(Data extracted from a collection)
▬▬▬▬▬▬

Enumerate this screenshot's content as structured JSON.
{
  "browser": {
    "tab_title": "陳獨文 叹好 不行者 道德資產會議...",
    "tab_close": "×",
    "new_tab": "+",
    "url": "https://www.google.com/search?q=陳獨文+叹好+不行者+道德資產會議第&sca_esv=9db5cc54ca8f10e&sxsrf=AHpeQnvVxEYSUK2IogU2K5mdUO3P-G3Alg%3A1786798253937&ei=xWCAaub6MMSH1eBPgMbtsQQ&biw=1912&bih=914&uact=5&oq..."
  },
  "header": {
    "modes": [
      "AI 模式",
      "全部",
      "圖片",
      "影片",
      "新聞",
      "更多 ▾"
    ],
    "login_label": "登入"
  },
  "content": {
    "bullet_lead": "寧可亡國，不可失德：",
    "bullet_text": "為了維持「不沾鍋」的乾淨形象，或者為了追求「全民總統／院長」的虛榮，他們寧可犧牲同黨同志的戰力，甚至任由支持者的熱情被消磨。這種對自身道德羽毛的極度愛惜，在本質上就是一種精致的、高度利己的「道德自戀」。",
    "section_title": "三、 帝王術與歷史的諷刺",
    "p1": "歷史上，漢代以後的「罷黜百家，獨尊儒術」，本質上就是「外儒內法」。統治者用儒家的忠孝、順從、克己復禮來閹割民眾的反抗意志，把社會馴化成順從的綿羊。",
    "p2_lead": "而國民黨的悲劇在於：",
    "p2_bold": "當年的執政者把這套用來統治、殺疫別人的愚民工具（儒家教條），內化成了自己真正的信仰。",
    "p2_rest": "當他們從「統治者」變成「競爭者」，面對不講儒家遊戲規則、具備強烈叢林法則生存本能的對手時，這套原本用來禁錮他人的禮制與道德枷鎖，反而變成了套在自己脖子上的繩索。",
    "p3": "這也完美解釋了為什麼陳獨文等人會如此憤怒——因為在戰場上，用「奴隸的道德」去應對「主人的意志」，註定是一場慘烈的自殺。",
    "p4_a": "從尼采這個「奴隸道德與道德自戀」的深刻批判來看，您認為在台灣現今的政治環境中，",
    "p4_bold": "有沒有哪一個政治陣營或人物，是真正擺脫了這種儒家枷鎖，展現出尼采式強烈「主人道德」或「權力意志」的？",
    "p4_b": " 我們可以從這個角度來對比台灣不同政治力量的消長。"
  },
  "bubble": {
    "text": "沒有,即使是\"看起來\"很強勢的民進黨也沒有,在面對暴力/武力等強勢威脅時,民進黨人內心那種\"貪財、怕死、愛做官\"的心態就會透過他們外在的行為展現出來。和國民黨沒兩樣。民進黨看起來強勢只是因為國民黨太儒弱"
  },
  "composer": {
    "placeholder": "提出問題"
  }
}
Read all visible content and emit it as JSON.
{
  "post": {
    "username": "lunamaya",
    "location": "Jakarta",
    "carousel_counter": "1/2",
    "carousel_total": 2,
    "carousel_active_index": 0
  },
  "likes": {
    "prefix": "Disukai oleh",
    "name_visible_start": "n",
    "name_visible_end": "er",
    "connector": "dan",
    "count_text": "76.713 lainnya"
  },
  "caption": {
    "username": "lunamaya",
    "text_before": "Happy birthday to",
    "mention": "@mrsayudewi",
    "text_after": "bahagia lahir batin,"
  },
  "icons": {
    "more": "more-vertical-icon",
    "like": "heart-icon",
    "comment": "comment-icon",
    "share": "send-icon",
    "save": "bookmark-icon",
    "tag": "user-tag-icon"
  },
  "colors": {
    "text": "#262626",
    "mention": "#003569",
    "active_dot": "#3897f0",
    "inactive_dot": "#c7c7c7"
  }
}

▬▬▬▬▬▬

▶ Goal: Exactly reproduce every line of the data above.

▶ Written answer:
Enumerate this screenshot's content as structured JSON.
{
  "browser": {
    "tab_title": "陳獨文 叹好 不行者 道德資產會議...",
    "tab_close": "×",
    "new_tab": "+",
    "url": "https://www.google.com/search?q=陳獨文+叹好+不行者+道德資產會議第&sca_esv=9db5cc54ca8f10e&sxsrf=AHpeQnvVxEYSUK2IogU2K5mdUO3P-G3Alg%3A1786798253937&ei=xWCAaub6MMSH1eBPgMbtsQQ&biw=1912&bih=914&uact=5&oq..."
  },
  "header": {
    "modes": [
      "AI 模式",
      "全部",
      "圖片",
      "影片",
      "新聞",
      "更多 ▾"
    ],
    "login_label": "登入"
  },
  "content": {
    "bullet_lead": "寧可亡國，不可失德：",
    "bullet_text": "為了維持「不沾鍋」的乾淨形象，或者為了追求「全民總統／院長」的虛榮，他們寧可犧牲同黨同志的戰力，甚至任由支持者的熱情被消磨。這種對自身道德羽毛的極度愛惜，在本質上就是一種精致的、高度利己的「道德自戀」。",
    "section_title": "三、 帝王術與歷史的諷刺",
    "p1": "歷史上，漢代以後的「罷黜百家，獨尊儒術」，本質上就是「外儒內法」。統治者用儒家的忠孝、順從、克己復禮來閹割民眾的反抗意志，把社會馴化成順從的綿羊。",
    "p2_lead": "而國民黨的悲劇在於：",
    "p2_bold": "當年的執政者把這套用來統治、殺疫別人的愚民工具（儒家教條），內化成了自己真正的信仰。",
    "p2_rest": "當他們從「統治者」變成「競爭者」，面對不講儒家遊戲規則、具備強烈叢林法則生存本能的對手時，這套原本用來禁錮他人的禮制與道德枷鎖，反而變成了套在自己脖子上的繩索。",
    "p3": "這也完美解釋了為什麼陳獨文等人會如此憤怒——因為在戰場上，用「奴隸的道德」去應對「主人的意志」，註定是一場慘烈的自殺。",
    "p4_a": "從尼采這個「奴隸道德與道德自戀」的深刻批判來看，您認為在台灣現今的政治環境中，",
    "p4_bold": "有沒有哪一個政治陣營或人物，是真正擺脫了這種儒家枷鎖，展現出尼采式強烈「主人道德」或「權力意志」的？",
    "p4_b": " 我們可以從這個角度來對比台灣不同政治力量的消長。"
  },
  "bubble": {
    "text": "沒有,即使是\"看起來\"很強勢的民進黨也沒有,在面對暴力/武力等強勢威脅時,民進黨人內心那種\"貪財、怕死、愛做官\"的心態就會透過他們外在的行為展現出來。和國民黨沒兩樣。民進黨看起來強勢只是因為國民黨太儒弱"
  },
  "composer": {
    "placeholder": "提出問題"
  }
}
Read all visible content and emit it as JSON.
{
  "post": {
    "username": "lunamaya",
    "location": "Jakarta",
    "carousel_counter": "1/2",
    "carousel_total": 2,
    "carousel_active_index": 0
  },
  "likes": {
    "prefix": "Disukai oleh",
    "name_visible_start": "n",
    "name_visible_end": "er",
    "connector": "dan",
    "count_text": "76.713 lainnya"
  },
  "caption": {
    "username": "lunamaya",
    "text_before": "Happy birthday to",
    "mention": "@mrsayudewi",
    "text_after": "bahagia lahir batin,"
  },
  "icons": {
    "more": "more-vertical-icon",
    "like": "heart-icon",
    "comment": "comment-icon",
    "share": "send-icon",
    "save": "bookmark-icon",
    "tag": "user-tag-icon"
  },
  "colors": {
    "text": "#262626",
    "mention": "#003569",
    "active_dot": "#3897f0",
    "inactive_dot": "#c7c7c7"
  }
}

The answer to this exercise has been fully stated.